GIVEN TASK: Leave the pictures out. Return all other data exactly.

EXERCISE INPUTS:
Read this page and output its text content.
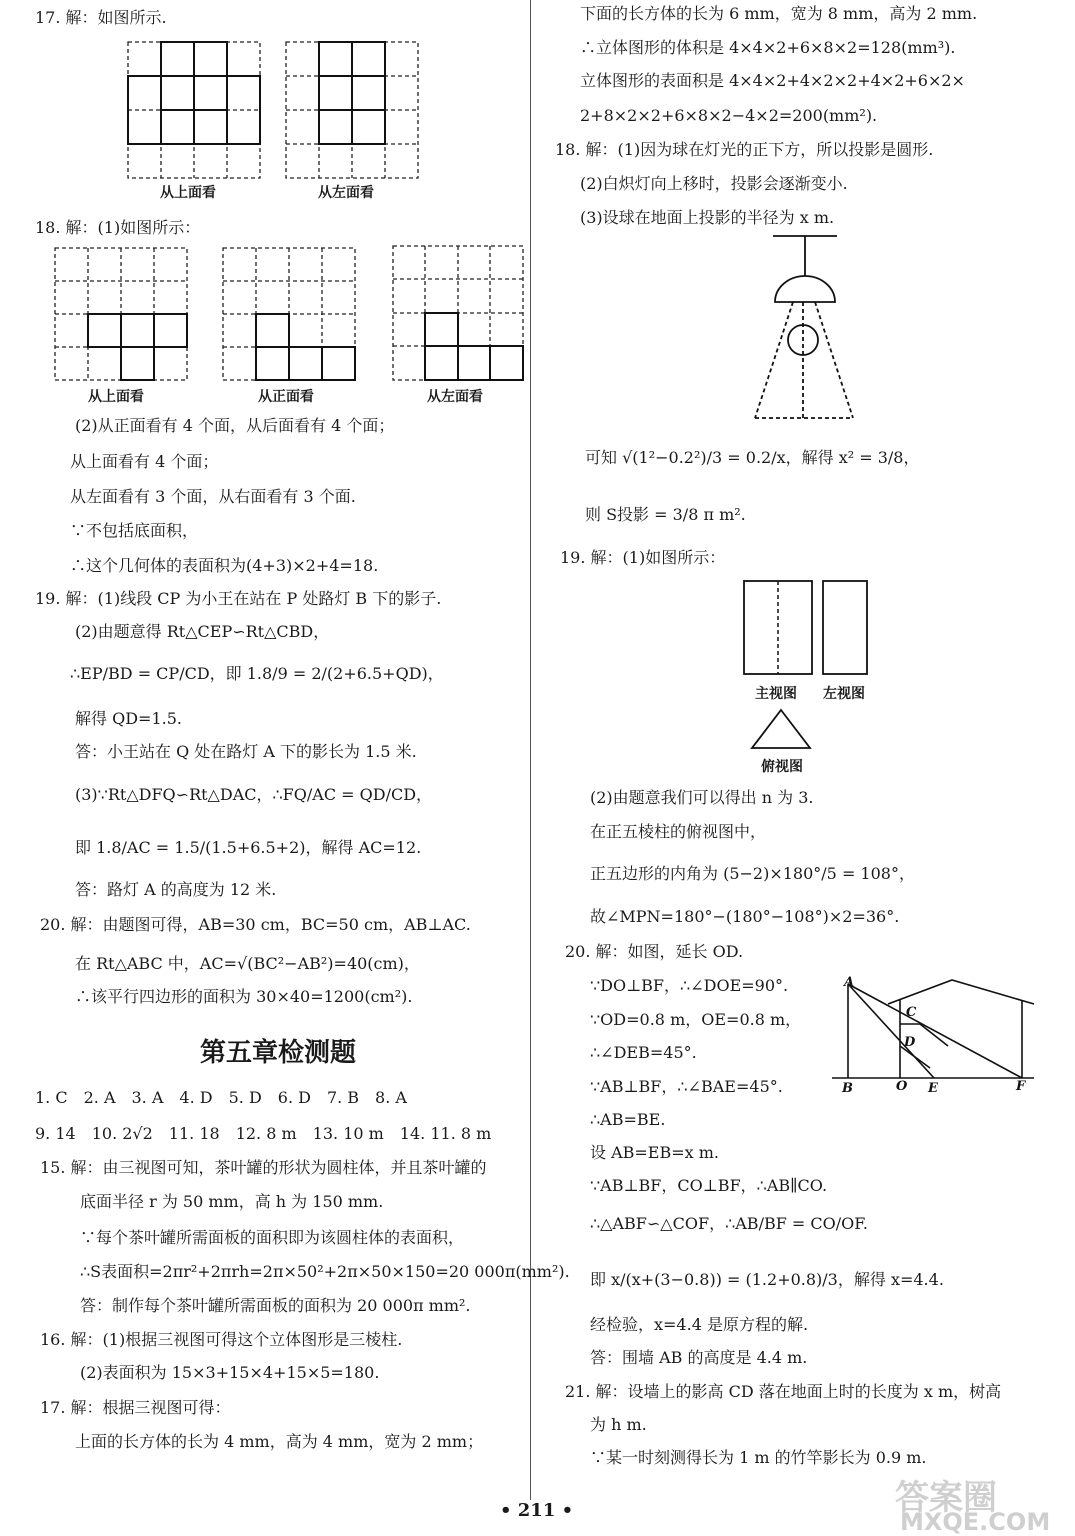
17. 解：如图所示.
从上面看	从左面看
18. 解：(1)如图所示：
从上面看	从正面看	从左面看
(2)从正面看有 4 个面，从后面看有 4 个面；
从上面看有 4 个面；
从左面看有 3 个面，从右面看有 3 个面.
∵不包括底面积，
∴这个几何体的表面积为(4+3)×2+4=18.
19. 解：(1)线段 CP 为小王在站在 P 处路灯 B 下的影子.
(2)由题意得 Rt△CEP∽Rt△CBD，
∴EP/BD = CP/CD，即 1.8/9 = 2/(2+6.5+QD)，
解得 QD=1.5.
答：小王站在 Q 处在路灯 A 下的影长为 1.5 米.
(3)∵Rt△DFQ∽Rt△DAC，∴FQ/AC = QD/CD，
即 1.8/AC = 1.5/(1.5+6.5+2)，解得 AC=12.
答：路灯 A 的高度为 12 米.
20. 解：由题图可得，AB=30 cm，BC=50 cm，AB⊥AC.
在 Rt△ABC 中，AC=√(BC²−AB²)=40(cm)，
∴该平行四边形的面积为 30×40=1200(cm²).
第五章检测题
1. C　2. A　3. A　4. D　5. D　6. D　7. B　8. A
9. 14　10. 2√2　11. 18　12. 8 m　13. 10 m　14. 11. 8 m
15. 解：由三视图可知，茶叶罐的形状为圆柱体，并且茶叶罐的
底面半径 r 为 50 mm，高 h 为 150 mm.
∵每个茶叶罐所需面板的面积即为该圆柱体的表面积，
∴S表面积=2πr²+2πrh=2π×50²+2π×50×150=20 000π(mm²).
答：制作每个茶叶罐所需面板的面积为 20 000π mm².
16. 解：(1)根据三视图可得这个立体图形是三棱柱.
(2)表面积为 15×3+15×4+15×5=180.
17. 解：根据三视图可得：
上面的长方体的长为 4 mm，高为 4 mm，宽为 2 mm；
下面的长方体的长为 6 mm，宽为 8 mm，高为 2 mm.
∴立体图形的体积是 4×4×2+6×8×2=128(mm³).
立体图形的表面积是 4×4×2+4×2×2+4×2+6×2×
2+8×2×2+6×8×2−4×2=200(mm²).
18. 解：(1)因为球在灯光的正下方，所以投影是圆形.
(2)白炽灯向上移时，投影会逐渐变小.
(3)设球在地面上投影的半径为 x m.
可知 √(1²−0.2²)/3 = 0.2/x，解得 x² = 3/8，
则 S投影 = 3/8 π m².
19. 解：(1)如图所示：
主视图 左视图
俯视图
(2)由题意我们可以得出 n 为 3.
在正五棱柱的俯视图中，
正五边形的内角为 (5−2)×180°/5 = 108°，
故∠MPN=180°−(180°−108°)×2=36°.
20. 解：如图，延长 OD.
∵DO⊥BF，∴∠DOE=90°.
∵OD=0.8 m，OE=0.8 m，
∴∠DEB=45°.
∵AB⊥BF，∴∠BAE=45°.
∴AB=BE.
设 AB=EB=x m.
∵AB⊥BF，CO⊥BF，∴AB∥CO.
∴△ABF∽△COF，∴AB/BF = CO/OF.
即 x/(x+(3−0.8)) = (1.2+0.8)/3，解得 x=4.4.
经检验，x=4.4 是原方程的解.
答：围墙 AB 的高度是 4.4 m.
21. 解：设墙上的影高 CD 落在地面上时的长度为 x m，树高
为 h m.
∵某一时刻测得长为 1 m 的竹竿影长为 0.9 m.
A
B
C
D
O E	F
• 211 •	答案圈
MXQE.COM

RESPONSE TO THIS EXERCISE:
Read this page and output its text content.
17. 解：如图所示.
从上面看	从左面看
18. 解：(1)如图所示：
从上面看	从正面看	从左面看
(2)从正面看有 4 个面，从后面看有 4 个面；
从上面看有 4 个面；
从左面看有 3 个面，从右面看有 3 个面.
∵不包括底面积，
∴这个几何体的表面积为(4+3)×2+4=18.
19. 解：(1)线段 CP 为小王在站在 P 处路灯 B 下的影子.
(2)由题意得 Rt△CEP∽Rt△CBD，
∴EP/BD = CP/CD，即 1.8/9 = 2/(2+6.5+QD)，
解得 QD=1.5.
答：小王站在 Q 处在路灯 A 下的影长为 1.5 米.
(3)∵Rt△DFQ∽Rt△DAC，∴FQ/AC = QD/CD，
即 1.8/AC = 1.5/(1.5+6.5+2)，解得 AC=12.
答：路灯 A 的高度为 12 米.
20. 解：由题图可得，AB=30 cm，BC=50 cm，AB⊥AC.
在 Rt△ABC 中，AC=√(BC²−AB²)=40(cm)，
∴该平行四边形的面积为 30×40=1200(cm²).
第五章检测题
1. C　2. A　3. A　4. D　5. D　6. D　7. B　8. A
9. 14　10. 2√2　11. 18　12. 8 m　13. 10 m　14. 11. 8 m
15. 解：由三视图可知，茶叶罐的形状为圆柱体，并且茶叶罐的
底面半径 r 为 50 mm，高 h 为 150 mm.
∵每个茶叶罐所需面板的面积即为该圆柱体的表面积，
∴S表面积=2πr²+2πrh=2π×50²+2π×50×150=20 000π(mm²).
答：制作每个茶叶罐所需面板的面积为 20 000π mm².
16. 解：(1)根据三视图可得这个立体图形是三棱柱.
(2)表面积为 15×3+15×4+15×5=180.
17. 解：根据三视图可得：
上面的长方体的长为 4 mm，高为 4 mm，宽为 2 mm；
下面的长方体的长为 6 mm，宽为 8 mm，高为 2 mm.
∴立体图形的体积是 4×4×2+6×8×2=128(mm³).
立体图形的表面积是 4×4×2+4×2×2+4×2+6×2×
2+8×2×2+6×8×2−4×2=200(mm²).
18. 解：(1)因为球在灯光的正下方，所以投影是圆形.
(2)白炽灯向上移时，投影会逐渐变小.
(3)设球在地面上投影的半径为 x m.
可知 √(1²−0.2²)/3 = 0.2/x，解得 x² = 3/8，
则 S投影 = 3/8 π m².
19. 解：(1)如图所示：
主视图 左视图
俯视图
(2)由题意我们可以得出 n 为 3.
在正五棱柱的俯视图中，
正五边形的内角为 (5−2)×180°/5 = 108°，
故∠MPN=180°−(180°−108°)×2=36°.
20. 解：如图，延长 OD.
∵DO⊥BF，∴∠DOE=90°.
∵OD=0.8 m，OE=0.8 m，
∴∠DEB=45°.
∵AB⊥BF，∴∠BAE=45°.
∴AB=BE.
设 AB=EB=x m.
∵AB⊥BF，CO⊥BF，∴AB∥CO.
∴△ABF∽△COF，∴AB/BF = CO/OF.
即 x/(x+(3−0.8)) = (1.2+0.8)/3，解得 x=4.4.
经检验，x=4.4 是原方程的解.
答：围墙 AB 的高度是 4.4 m.
21. 解：设墙上的影高 CD 落在地面上时的长度为 x m，树高
为 h m.
∵某一时刻测得长为 1 m 的竹竿影长为 0.9 m.
A
B
C
D
O E	F
• 211 •	答案圈
MXQE.COM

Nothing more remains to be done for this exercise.